◆ **What is required**
Set every record down verbatim and omit the pictures.

◆ **Items**
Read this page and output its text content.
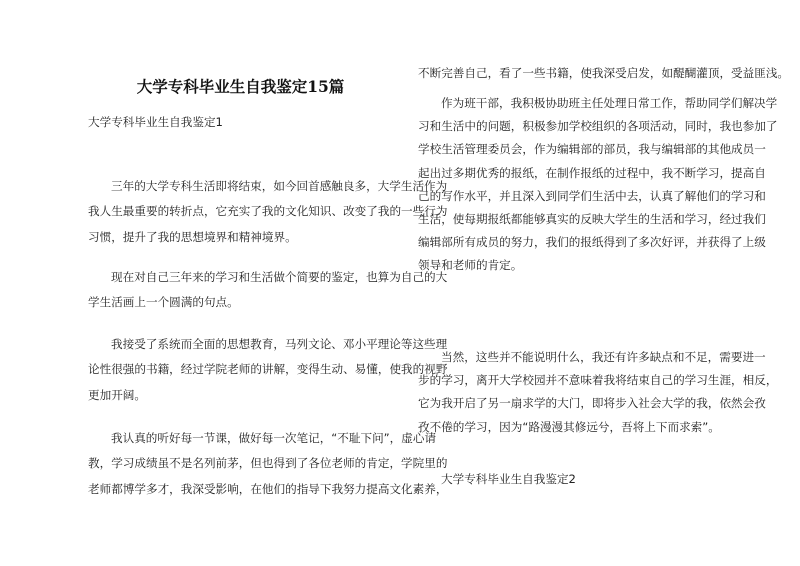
大学专科毕业生自我鉴定15篇
大学专科毕业生自我鉴定1
三年的大学专科生活即将结束，如今回首感触良多，大学生活作为
我人生最重要的转折点，它充实了我的文化知识、改变了我的一些行为
习惯，提升了我的思想境界和精神境界。
现在对自己三年来的学习和生活做个简要的鉴定，也算为自己的大
学生活画上一个圆满的句点。
我接受了系统而全面的思想教育，马列文论、邓小平理论等这些理
论性很强的书籍，经过学院老师的讲解，变得生动、易懂，使我的视野
更加开阔。
我认真的听好每一节课，做好每一次笔记，“不耻下问”，虚心请
教，学习成绩虽不是名列前茅，但也得到了各位老师的肯定，学院里的
老师都博学多才，我深受影响，在他们的指导下我努力提高文化素养，
不断完善自己，看了一些书籍，使我深受启发，如醍醐灌顶，受益匪浅。
作为班干部，我积极协助班主任处理日常工作，帮助同学们解决学
习和生活中的问题，积极参加学校组织的各项活动，同时，我也参加了
学校生活管理委员会，作为编辑部的部员，我与编辑部的其他成员一
起出过多期优秀的报纸，在制作报纸的过程中，我不断学习，提高自
己的写作水平，并且深入到同学们生活中去，认真了解他们的学习和
生活，使每期报纸都能够真实的反映大学生的生活和学习，经过我们
编辑部所有成员的努力，我们的报纸得到了多次好评，并获得了上级
领导和老师的肯定。
当然，这些并不能说明什么，我还有许多缺点和不足，需要进一
步的学习，离开大学校园并不意味着我将结束自己的学习生涯，相反，
它为我开启了另一扇求学的大门，即将步入社会大学的我，依然会孜
孜不倦的学习，因为“路漫漫其修远兮，吾将上下而求索”。
大学专科毕业生自我鉴定2
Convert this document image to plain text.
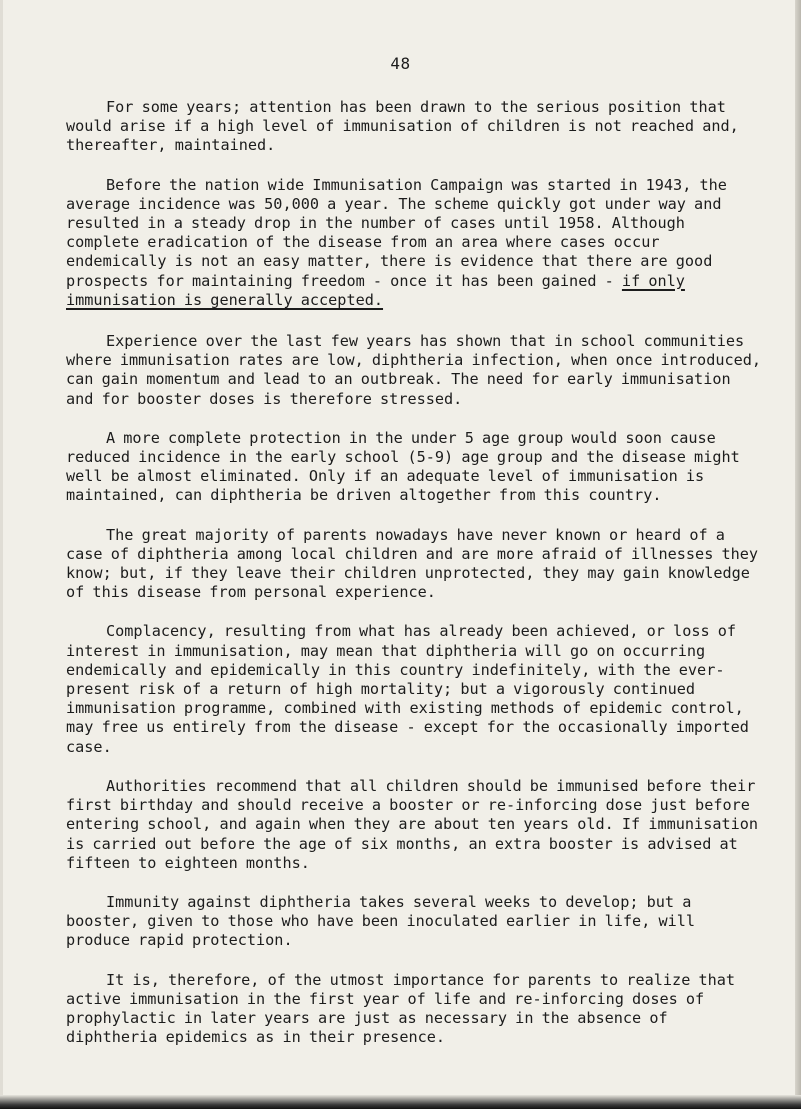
48

For some years; attention has been drawn to the serious position that would arise if a high level of immunisation of children is not reached and, thereafter, maintained.

Before the nation wide Immunisation Campaign was started in 1943, the average incidence was 50,000 a year. The scheme quickly got under way and resulted in a steady drop in the number of cases until 1958. Although complete eradication of the disease from an area where cases occur endemically is not an easy matter, there is evidence that there are good prospects for maintaining freedom - once it has been gained - if only immunisation is generally accepted.

Experience over the last few years has shown that in school communities where immunisation rates are low, diphtheria infection, when once introduced, can gain momentum and lead to an outbreak. The need for early immunisation and for booster doses is therefore stressed.

A more complete protection in the under 5 age group would soon cause reduced incidence in the early school (5-9) age group and the disease might well be almost eliminated. Only if an adequate level of immunisation is maintained, can diphtheria be driven altogether from this country.

The great majority of parents nowadays have never known or heard of a case of diphtheria among local children and are more afraid of illnesses they know; but, if they leave their children unprotected, they may gain knowledge of this disease from personal experience.

Complacency, resulting from what has already been achieved, or loss of interest in immunisation, may mean that diphtheria will go on occurring endemically and epidemically in this country indefinitely, with the ever-present risk of a return of high mortality; but a vigorously continued immunisation programme, combined with existing methods of epidemic control, may free us entirely from the disease - except for the occasionally imported case.

Authorities recommend that all children should be immunised before their first birthday and should receive a booster or re-inforcing dose just before entering school, and again when they are about ten years old. If immunisation is carried out before the age of six months, an extra booster is advised at fifteen to eighteen months.

Immunity against diphtheria takes several weeks to develop; but a booster, given to those who have been inoculated earlier in life, will produce rapid protection.

It is, therefore, of the utmost importance for parents to realize that active immunisation in the first year of life and re-inforcing doses of prophylactic in later years are just as necessary in the absence of diphtheria epidemics as in their presence.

◆ **Response**
Read this page and output its text content.
大学专科毕业生自我鉴定15篇
大学专科毕业生自我鉴定1
三年的大学专科生活即将结束，如今回首感触良多，大学生活作为
我人生最重要的转折点，它充实了我的文化知识、改变了我的一些行为
习惯，提升了我的思想境界和精神境界。
现在对自己三年来的学习和生活做个简要的鉴定，也算为自己的大
学生活画上一个圆满的句点。
我接受了系统而全面的思想教育，马列文论、邓小平理论等这些理
论性很强的书籍，经过学院老师的讲解，变得生动、易懂，使我的视野
更加开阔。
我认真的听好每一节课，做好每一次笔记，“不耻下问”，虚心请
教，学习成绩虽不是名列前茅，但也得到了各位老师的肯定，学院里的
老师都博学多才，我深受影响，在他们的指导下我努力提高文化素养，
不断完善自己，看了一些书籍，使我深受启发，如醍醐灌顶，受益匪浅。
作为班干部，我积极协助班主任处理日常工作，帮助同学们解决学
习和生活中的问题，积极参加学校组织的各项活动，同时，我也参加了
学校生活管理委员会，作为编辑部的部员，我与编辑部的其他成员一
起出过多期优秀的报纸，在制作报纸的过程中，我不断学习，提高自
己的写作水平，并且深入到同学们生活中去，认真了解他们的学习和
生活，使每期报纸都能够真实的反映大学生的生活和学习，经过我们
编辑部所有成员的努力，我们的报纸得到了多次好评，并获得了上级
领导和老师的肯定。
当然，这些并不能说明什么，我还有许多缺点和不足，需要进一
步的学习，离开大学校园并不意味着我将结束自己的学习生涯，相反，
它为我开启了另一扇求学的大门，即将步入社会大学的我，依然会孜
孜不倦的学习，因为“路漫漫其修远兮，吾将上下而求索”。
大学专科毕业生自我鉴定2
Convert this document image to plain text.
48

For some years; attention has been drawn to the serious position that would arise if a high level of immunisation of children is not reached and, thereafter, maintained.

Before the nation wide Immunisation Campaign was started in 1943, the average incidence was 50,000 a year. The scheme quickly got under way and resulted in a steady drop in the number of cases until 1958. Although complete eradication of the disease from an area where cases occur endemically is not an easy matter, there is evidence that there are good prospects for maintaining freedom - once it has been gained - if only immunisation is generally accepted.

Experience over the last few years has shown that in school communities where immunisation rates are low, diphtheria infection, when once introduced, can gain momentum and lead to an outbreak. The need for early immunisation and for booster doses is therefore stressed.

A more complete protection in the under 5 age group would soon cause reduced incidence in the early school (5-9) age group and the disease might well be almost eliminated. Only if an adequate level of immunisation is maintained, can diphtheria be driven altogether from this country.

The great majority of parents nowadays have never known or heard of a case of diphtheria among local children and are more afraid of illnesses they know; but, if they leave their children unprotected, they may gain knowledge of this disease from personal experience.

Complacency, resulting from what has already been achieved, or loss of interest in immunisation, may mean that diphtheria will go on occurring endemically and epidemically in this country indefinitely, with the ever-present risk of a return of high mortality; but a vigorously continued immunisation programme, combined with existing methods of epidemic control, may free us entirely from the disease - except for the occasionally imported case.

Authorities recommend that all children should be immunised before their first birthday and should receive a booster or re-inforcing dose just before entering school, and again when they are about ten years old. If immunisation is carried out before the age of six months, an extra booster is advised at fifteen to eighteen months.

Immunity against diphtheria takes several weeks to develop; but a booster, given to those who have been inoculated earlier in life, will produce rapid protection.

It is, therefore, of the utmost importance for parents to realize that active immunisation in the first year of life and re-inforcing doses of prophylactic in later years are just as necessary in the absence of diphtheria epidemics as in their presence.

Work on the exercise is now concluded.